Dataset records:
## start

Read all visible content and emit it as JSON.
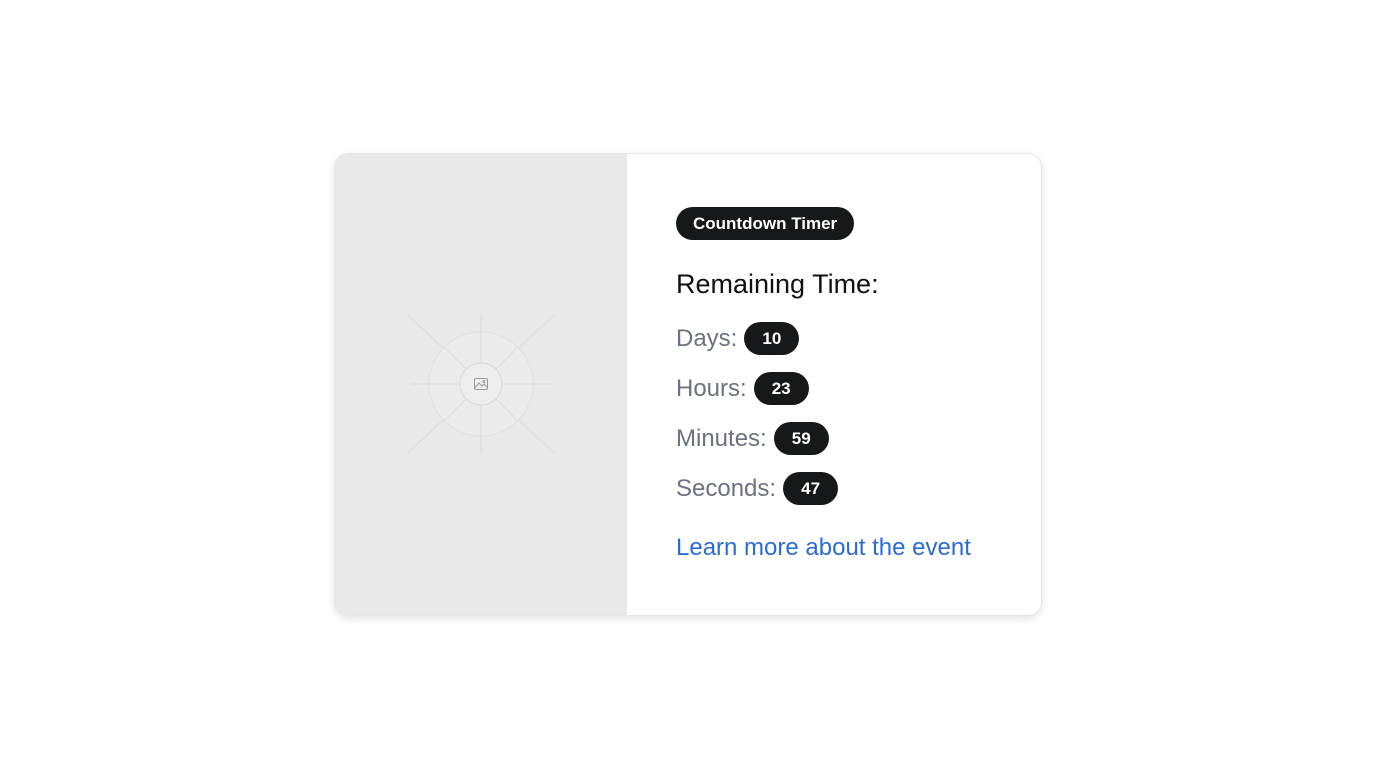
{
  "card": {
    "badge": "Countdown Timer",
    "heading": "Remaining Time:",
    "rows": [
      {
        "label": "Days:",
        "value": "10"
      },
      {
        "label": "Hours:",
        "value": "23"
      },
      {
        "label": "Minutes:",
        "value": "59"
      },
      {
        "label": "Seconds:",
        "value": "47"
      }
    ],
    "link": "Learn more about the event",
    "image_icon": "image-placeholder-icon"
  },
  "colors": {
    "pill_bg": "#17181a",
    "link": "#2b6cd4",
    "label": "#6b7280",
    "image_bg": "#e9e9e9"
  }
}
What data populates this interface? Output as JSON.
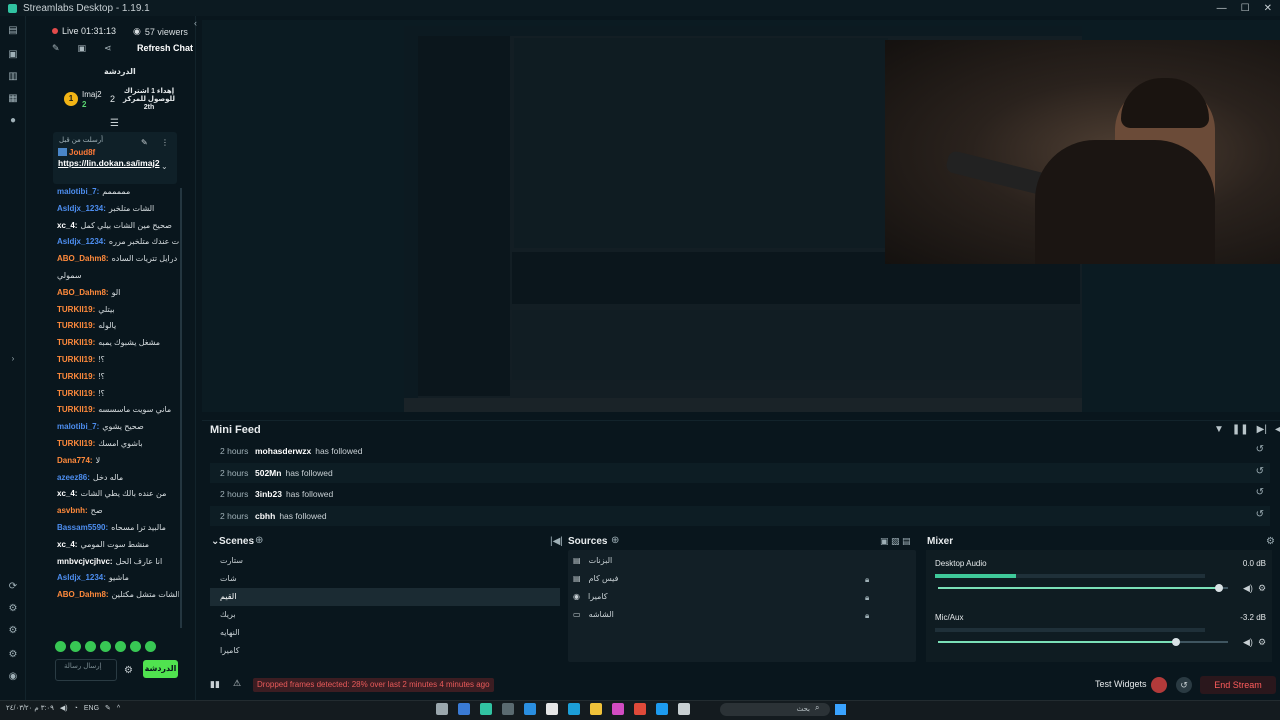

## end

Reproduce every entry word for word, but omit the pictures.

**Solution to the exercise:**
Read all visible content and emit it as JSON.
{
  "card": {
    "badge": "Countdown Timer",
    "heading": "Remaining Time:",
    "rows": [
      {
        "label": "Days:",
        "value": "10"
      },
      {
        "label": "Hours:",
        "value": "23"
      },
      {
        "label": "Minutes:",
        "value": "59"
      },
      {
        "label": "Seconds:",
        "value": "47"
      }
    ],
    "link": "Learn more about the event",
    "image_icon": "image-placeholder-icon"
  },
  "colors": {
    "pill_bg": "#17181a",
    "link": "#2b6cd4",
    "label": "#6b7280",
    "image_bg": "#e9e9e9"
  }
}
What data populates this interface? Output as JSON.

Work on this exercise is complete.